- _WRITTEN PROBLEM_
Only a number is wanted: how many lines of the entries include the string "masts"?

Extracted data entries:
......
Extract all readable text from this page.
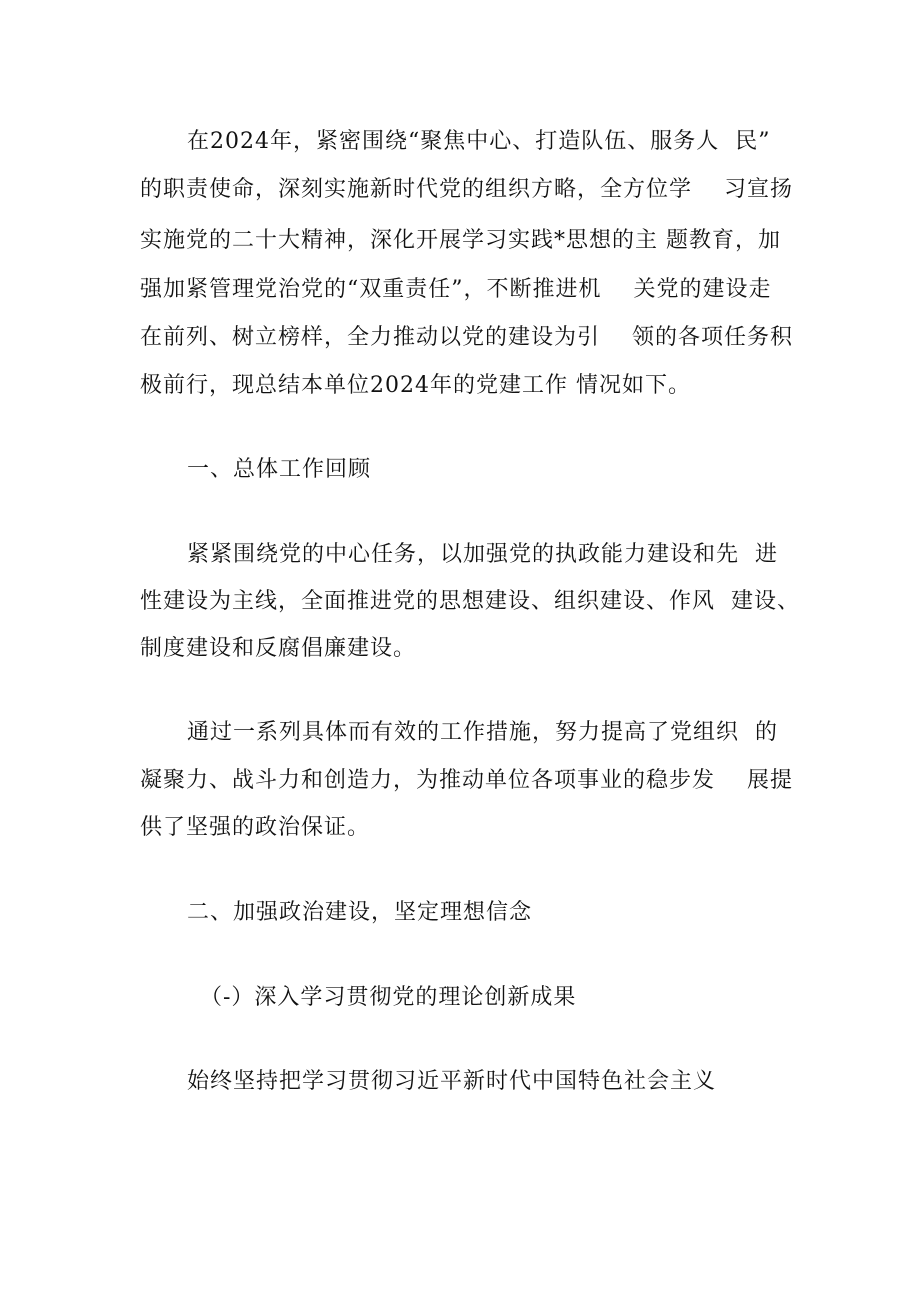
在2024年，紧密围绕“聚焦中心、打造队伍、服务人  民”
的职责使命，深刻实施新时代党的组织方略，全方位学    习宣扬
实施党的二十大精神，深化开展学习实践*思想的主 题教育，加
强加紧管理党治党的“双重责任”，不断推进机    关党的建设走
在前列、树立榜样，全力推动以党的建设为引    领的各项任务积
极前行，现总结本单位2024年的党建工作 情况如下。
一、总体工作回顾
紧紧围绕党的中心任务，以加强党的执政能力建设和先  进
性建设为主线，全面推进党的思想建设、组织建设、作风  建设、
制度建设和反腐倡廉建设。
通过一系列具体而有效的工作措施，努力提高了党组织  的
凝聚力、战斗力和创造力，为推动单位各项事业的稳步发    展提
供了坚强的政治保证。
二、加强政治建设，坚定理想信念
（-）深入学习贯彻党的理论创新成果
始终坚持把学习贯彻习近平新时代中国特色社会主义
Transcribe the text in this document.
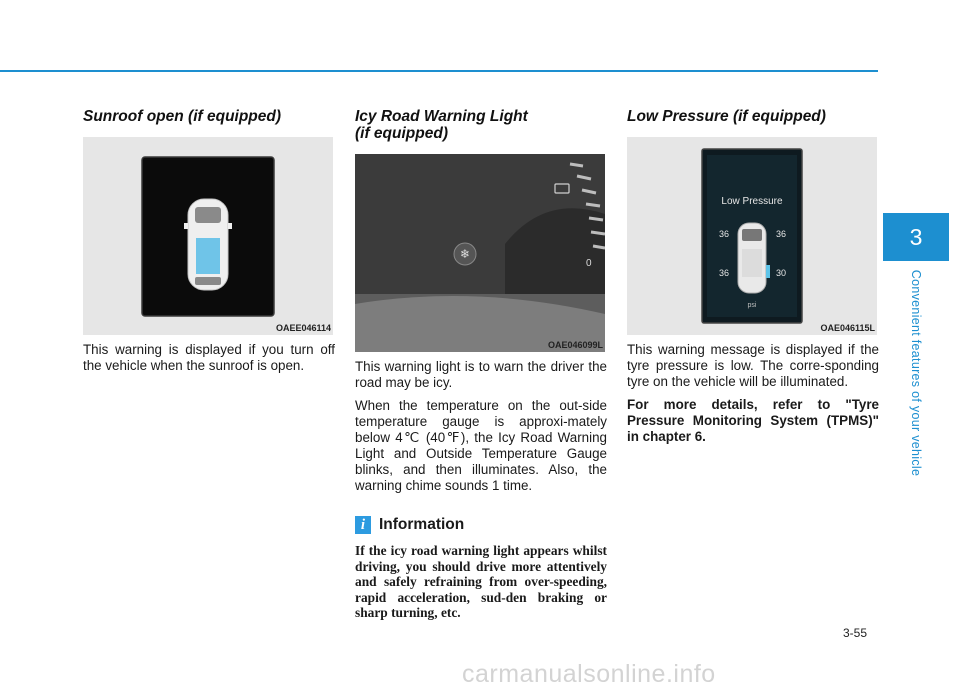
Sunroof open (if equipped)
OAEE046114

This warning is displayed if you turn off the vehicle when the sunroof is open.

Icy Road Warning Light
(if equipped)
0
❄
OAE046099L

This warning light is to warn the driver the road may be icy.

When the temperature on the out-side temperature gauge is approxi-mately below 4℃ (40℉), the Icy Road Warning Light and Outside Temperature Gauge blinks, and then illuminates. Also, the warning chime sounds 1 time.

i Information

If the icy road warning light appears whilst driving, you should drive more attentively and safely refraining from over-speeding, rapid acceleration, sud-den braking or sharp turning, etc.

Low Pressure (if equipped)
Low Pressure
36	36
36	30
psi
OAE046115L

This warning message is displayed if the tyre pressure is low. The corre-sponding tyre on the vehicle will be illuminated.

For more details, refer to "Tyre Pressure Monitoring System (TPMS)" in chapter 6.

3
Convenient features of your vehicle
3-55
carmanualsonline.info
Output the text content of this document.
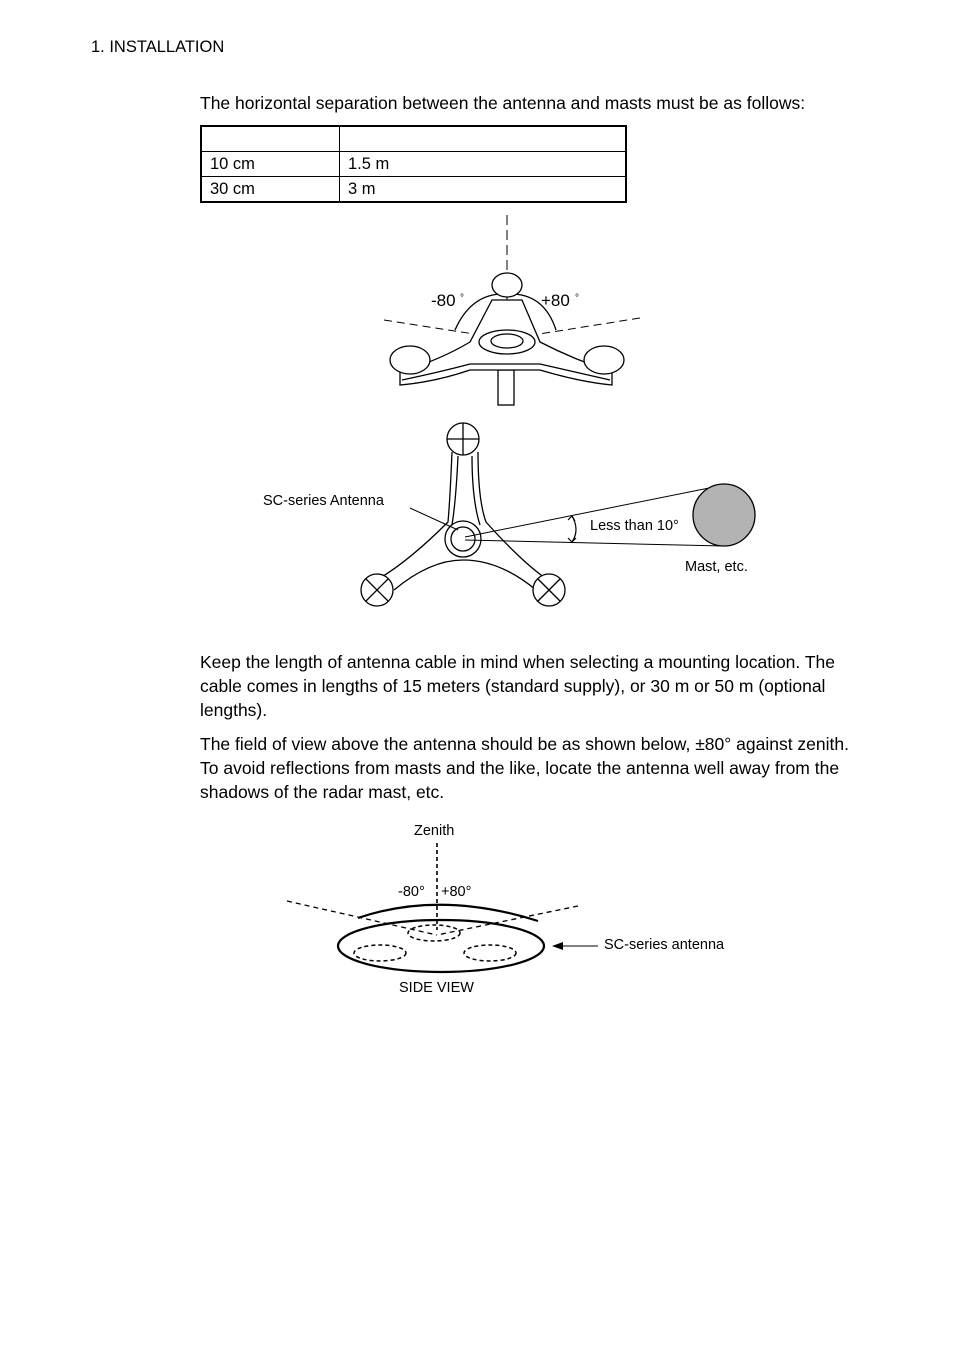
1. INSTALLATION

The horizontal separation between the antenna and masts must be as follows:

10 cm	1.5 m
30 cm	3 m
-80 °	+80 °
SC-series Antenna
Less than 10°
Mast, etc.

Keep the length of antenna cable in mind when selecting a mounting location. The cable comes in lengths of 15 meters (standard supply), or 30 m or 50 m (optional lengths).

The field of view above the antenna should be as shown below, ±80° against zenith. To avoid reflections from masts and the like, locate the antenna well away from the shadows of the radar mast, etc.

Zenith
-80° +80°
SC-series antenna
SIDE VIEW
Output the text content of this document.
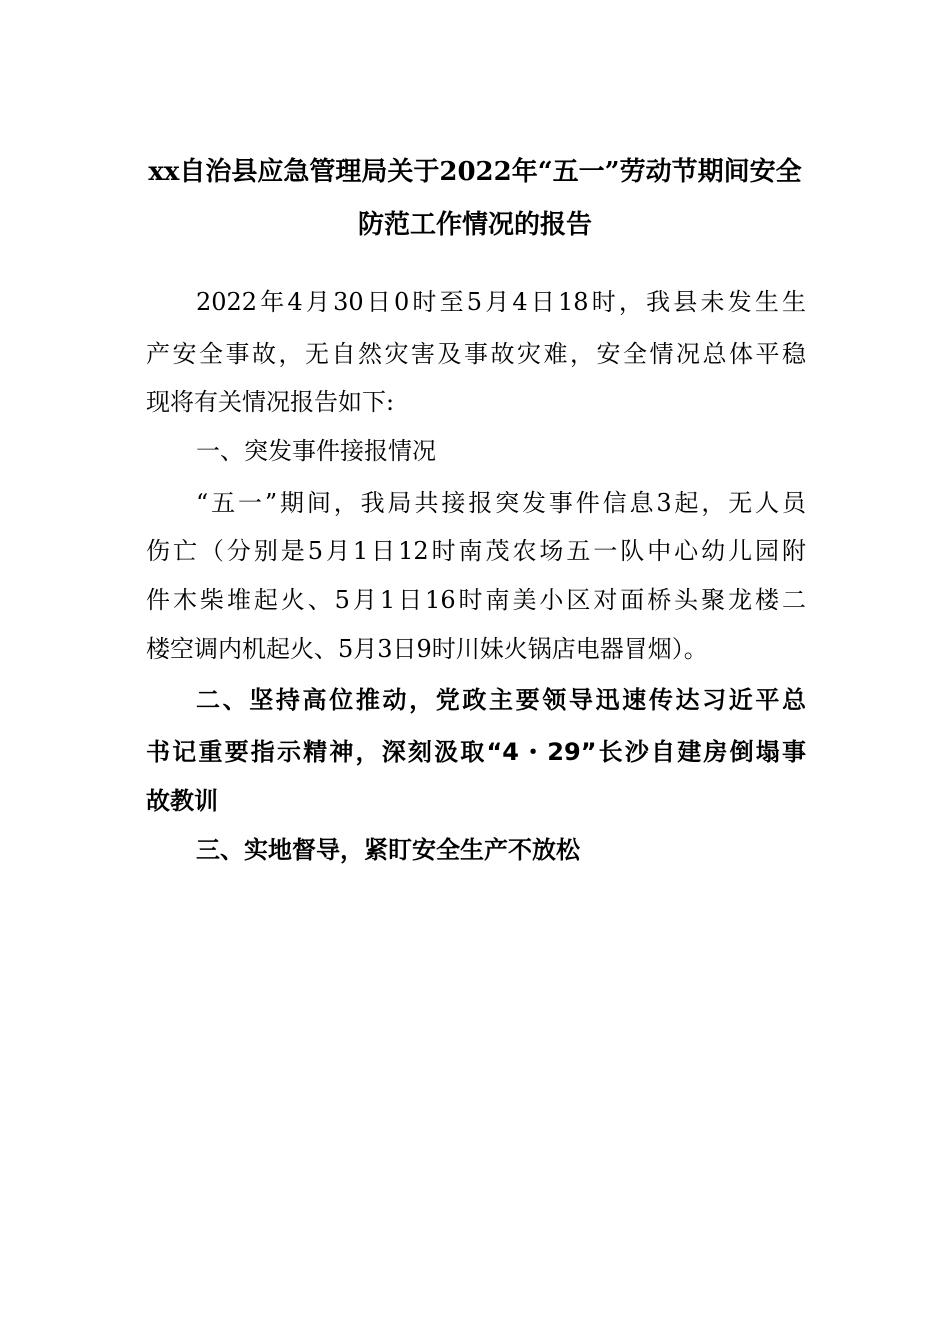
xx自治县应急管理局关于2022年“五一”劳动节期间安全
防范工作情况的报告

2022年4月30日0时至5月4日18时，我县未发生生

产安全事故，无自然灾害及事故灾难，安全情况总体平稳

现将有关情况报告如下:

一、突发事件接报情况

“五一”期间，我局共接报突发事件信息3起，无人员

伤亡（分别是5月1日12时南茂农场五一队中心幼儿园附

件木柴堆起火、5月1日16时南美小区对面桥头聚龙楼二

楼空调内机起火、5月3日9时川妹火锅店电器冒烟）。

二、坚持高位推动，党政主要领导迅速传达习近平总

书记重要指示精神，深刻汲取“4・29”长沙自建房倒塌事

故教训

三、实地督导，紧盯安全生产不放松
......
- _CORRECT ANSWER_
2